What the exercise asks -
Reproduce each line exactly.

Material for the task -
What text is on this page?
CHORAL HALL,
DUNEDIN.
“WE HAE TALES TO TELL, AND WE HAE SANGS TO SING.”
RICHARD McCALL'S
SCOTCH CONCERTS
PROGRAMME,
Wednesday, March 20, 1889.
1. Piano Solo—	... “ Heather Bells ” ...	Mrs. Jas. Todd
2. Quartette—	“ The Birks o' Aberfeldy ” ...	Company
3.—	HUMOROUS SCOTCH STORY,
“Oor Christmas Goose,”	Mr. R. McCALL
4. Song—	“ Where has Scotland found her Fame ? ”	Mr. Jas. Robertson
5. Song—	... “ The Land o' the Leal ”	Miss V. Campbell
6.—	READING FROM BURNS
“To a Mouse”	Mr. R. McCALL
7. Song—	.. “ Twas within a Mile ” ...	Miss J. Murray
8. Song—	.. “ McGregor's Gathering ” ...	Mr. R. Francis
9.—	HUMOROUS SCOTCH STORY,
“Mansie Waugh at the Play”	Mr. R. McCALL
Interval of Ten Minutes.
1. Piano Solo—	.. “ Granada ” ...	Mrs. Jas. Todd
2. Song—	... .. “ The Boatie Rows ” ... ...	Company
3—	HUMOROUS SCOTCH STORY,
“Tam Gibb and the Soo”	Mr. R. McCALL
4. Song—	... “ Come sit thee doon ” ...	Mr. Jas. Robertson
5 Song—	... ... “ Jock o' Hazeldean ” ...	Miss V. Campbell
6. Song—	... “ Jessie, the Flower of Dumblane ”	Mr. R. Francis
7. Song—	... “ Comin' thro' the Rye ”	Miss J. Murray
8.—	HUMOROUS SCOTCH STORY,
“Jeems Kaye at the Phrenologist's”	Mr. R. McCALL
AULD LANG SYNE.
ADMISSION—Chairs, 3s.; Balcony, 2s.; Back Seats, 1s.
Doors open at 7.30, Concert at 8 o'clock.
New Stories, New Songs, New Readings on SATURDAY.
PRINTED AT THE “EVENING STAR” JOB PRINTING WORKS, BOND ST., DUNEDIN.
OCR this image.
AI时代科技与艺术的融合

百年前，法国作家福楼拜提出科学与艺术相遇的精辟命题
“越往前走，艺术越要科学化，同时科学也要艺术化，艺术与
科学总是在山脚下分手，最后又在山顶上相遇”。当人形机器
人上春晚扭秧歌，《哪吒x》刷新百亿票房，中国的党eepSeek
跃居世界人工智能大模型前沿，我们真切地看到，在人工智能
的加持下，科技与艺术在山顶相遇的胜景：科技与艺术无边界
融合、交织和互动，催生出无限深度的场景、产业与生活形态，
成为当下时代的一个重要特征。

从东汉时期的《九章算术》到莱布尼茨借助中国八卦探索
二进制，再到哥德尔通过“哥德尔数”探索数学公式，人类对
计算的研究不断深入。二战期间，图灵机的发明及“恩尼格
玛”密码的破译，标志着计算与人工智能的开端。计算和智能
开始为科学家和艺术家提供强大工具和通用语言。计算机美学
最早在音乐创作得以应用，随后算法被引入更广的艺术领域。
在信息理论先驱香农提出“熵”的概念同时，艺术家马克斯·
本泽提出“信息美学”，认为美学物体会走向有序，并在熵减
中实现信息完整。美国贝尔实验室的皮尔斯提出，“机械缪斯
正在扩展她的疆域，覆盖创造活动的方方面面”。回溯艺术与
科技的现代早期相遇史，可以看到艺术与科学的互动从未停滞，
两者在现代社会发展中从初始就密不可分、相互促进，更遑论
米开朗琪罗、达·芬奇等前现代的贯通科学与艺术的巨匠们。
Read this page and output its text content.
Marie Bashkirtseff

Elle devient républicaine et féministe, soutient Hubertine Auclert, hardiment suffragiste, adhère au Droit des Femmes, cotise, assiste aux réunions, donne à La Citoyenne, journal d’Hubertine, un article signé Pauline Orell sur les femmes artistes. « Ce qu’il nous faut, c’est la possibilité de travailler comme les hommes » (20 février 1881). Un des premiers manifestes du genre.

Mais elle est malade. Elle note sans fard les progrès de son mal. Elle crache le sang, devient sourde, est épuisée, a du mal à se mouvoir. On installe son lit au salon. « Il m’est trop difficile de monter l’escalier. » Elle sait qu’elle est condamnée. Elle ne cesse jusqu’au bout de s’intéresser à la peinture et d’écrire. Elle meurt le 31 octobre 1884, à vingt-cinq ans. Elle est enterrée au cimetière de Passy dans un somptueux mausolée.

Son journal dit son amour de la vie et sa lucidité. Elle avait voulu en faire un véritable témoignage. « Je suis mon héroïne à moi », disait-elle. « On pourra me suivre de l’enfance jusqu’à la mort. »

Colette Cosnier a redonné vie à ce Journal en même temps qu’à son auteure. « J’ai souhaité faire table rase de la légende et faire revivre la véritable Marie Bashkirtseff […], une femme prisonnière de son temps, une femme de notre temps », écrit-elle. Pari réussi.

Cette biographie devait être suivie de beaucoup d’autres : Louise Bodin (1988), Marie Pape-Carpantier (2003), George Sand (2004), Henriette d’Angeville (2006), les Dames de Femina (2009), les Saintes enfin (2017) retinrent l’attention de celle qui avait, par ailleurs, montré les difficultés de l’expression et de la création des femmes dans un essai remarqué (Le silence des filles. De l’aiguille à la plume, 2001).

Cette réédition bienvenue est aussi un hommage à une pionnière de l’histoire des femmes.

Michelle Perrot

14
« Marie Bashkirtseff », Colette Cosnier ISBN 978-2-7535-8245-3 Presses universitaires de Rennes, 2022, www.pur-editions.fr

Correct response -
What text is on this page?
CHORAL HALL,
DUNEDIN.
“WE HAE TALES TO TELL, AND WE HAE SANGS TO SING.”
RICHARD McCALL'S
SCOTCH CONCERTS
PROGRAMME,
Wednesday, March 20, 1889.
1. Piano Solo—	... “ Heather Bells ” ...	Mrs. Jas. Todd
2. Quartette—	“ The Birks o' Aberfeldy ” ...	Company
3.—	HUMOROUS SCOTCH STORY,
“Oor Christmas Goose,”	Mr. R. McCALL
4. Song—	“ Where has Scotland found her Fame ? ”	Mr. Jas. Robertson
5. Song—	... “ The Land o' the Leal ”	Miss V. Campbell
6.—	READING FROM BURNS
“To a Mouse”	Mr. R. McCALL
7. Song—	.. “ Twas within a Mile ” ...	Miss J. Murray
8. Song—	.. “ McGregor's Gathering ” ...	Mr. R. Francis
9.—	HUMOROUS SCOTCH STORY,
“Mansie Waugh at the Play”	Mr. R. McCALL
Interval of Ten Minutes.
1. Piano Solo—	.. “ Granada ” ...	Mrs. Jas. Todd
2. Song—	... .. “ The Boatie Rows ” ... ...	Company
3—	HUMOROUS SCOTCH STORY,
“Tam Gibb and the Soo”	Mr. R. McCALL
4. Song—	... “ Come sit thee doon ” ...	Mr. Jas. Robertson
5 Song—	... ... “ Jock o' Hazeldean ” ...	Miss V. Campbell
6. Song—	... “ Jessie, the Flower of Dumblane ”	Mr. R. Francis
7. Song—	... “ Comin' thro' the Rye ”	Miss J. Murray
8.—	HUMOROUS SCOTCH STORY,
“Jeems Kaye at the Phrenologist's”	Mr. R. McCALL
AULD LANG SYNE.
ADMISSION—Chairs, 3s.; Balcony, 2s.; Back Seats, 1s.
Doors open at 7.30, Concert at 8 o'clock.
New Stories, New Songs, New Readings on SATURDAY.
PRINTED AT THE “EVENING STAR” JOB PRINTING WORKS, BOND ST., DUNEDIN.
OCR this image.
AI时代科技与艺术的融合

百年前，法国作家福楼拜提出科学与艺术相遇的精辟命题
“越往前走，艺术越要科学化，同时科学也要艺术化，艺术与
科学总是在山脚下分手，最后又在山顶上相遇”。当人形机器
人上春晚扭秧歌，《哪吒x》刷新百亿票房，中国的党eepSeek
跃居世界人工智能大模型前沿，我们真切地看到，在人工智能
的加持下，科技与艺术在山顶相遇的胜景：科技与艺术无边界
融合、交织和互动，催生出无限深度的场景、产业与生活形态，
成为当下时代的一个重要特征。

从东汉时期的《九章算术》到莱布尼茨借助中国八卦探索
二进制，再到哥德尔通过“哥德尔数”探索数学公式，人类对
计算的研究不断深入。二战期间，图灵机的发明及“恩尼格
玛”密码的破译，标志着计算与人工智能的开端。计算和智能
开始为科学家和艺术家提供强大工具和通用语言。计算机美学
最早在音乐创作得以应用，随后算法被引入更广的艺术领域。
在信息理论先驱香农提出“熵”的概念同时，艺术家马克斯·
本泽提出“信息美学”，认为美学物体会走向有序，并在熵减
中实现信息完整。美国贝尔实验室的皮尔斯提出，“机械缪斯
正在扩展她的疆域，覆盖创造活动的方方面面”。回溯艺术与
科技的现代早期相遇史，可以看到艺术与科学的互动从未停滞，
两者在现代社会发展中从初始就密不可分、相互促进，更遑论
米开朗琪罗、达·芬奇等前现代的贯通科学与艺术的巨匠们。
Read this page and output its text content.
Marie Bashkirtseff

Elle devient républicaine et féministe, soutient Hubertine Auclert, hardiment suffragiste, adhère au Droit des Femmes, cotise, assiste aux réunions, donne à La Citoyenne, journal d’Hubertine, un article signé Pauline Orell sur les femmes artistes. « Ce qu’il nous faut, c’est la possibilité de travailler comme les hommes » (20 février 1881). Un des premiers manifestes du genre.

Mais elle est malade. Elle note sans fard les progrès de son mal. Elle crache le sang, devient sourde, est épuisée, a du mal à se mouvoir. On installe son lit au salon. « Il m’est trop difficile de monter l’escalier. » Elle sait qu’elle est condamnée. Elle ne cesse jusqu’au bout de s’intéresser à la peinture et d’écrire. Elle meurt le 31 octobre 1884, à vingt-cinq ans. Elle est enterrée au cimetière de Passy dans un somptueux mausolée.

Son journal dit son amour de la vie et sa lucidité. Elle avait voulu en faire un véritable témoignage. « Je suis mon héroïne à moi », disait-elle. « On pourra me suivre de l’enfance jusqu’à la mort. »

Colette Cosnier a redonné vie à ce Journal en même temps qu’à son auteure. « J’ai souhaité faire table rase de la légende et faire revivre la véritable Marie Bashkirtseff […], une femme prisonnière de son temps, une femme de notre temps », écrit-elle. Pari réussi.

Cette biographie devait être suivie de beaucoup d’autres : Louise Bodin (1988), Marie Pape-Carpantier (2003), George Sand (2004), Henriette d’Angeville (2006), les Dames de Femina (2009), les Saintes enfin (2017) retinrent l’attention de celle qui avait, par ailleurs, montré les difficultés de l’expression et de la création des femmes dans un essai remarqué (Le silence des filles. De l’aiguille à la plume, 2001).

Cette réédition bienvenue est aussi un hommage à une pionnière de l’histoire des femmes.

Michelle Perrot

14
« Marie Bashkirtseff », Colette Cosnier ISBN 978-2-7535-8245-3 Presses universitaires de Rennes, 2022, www.pur-editions.fr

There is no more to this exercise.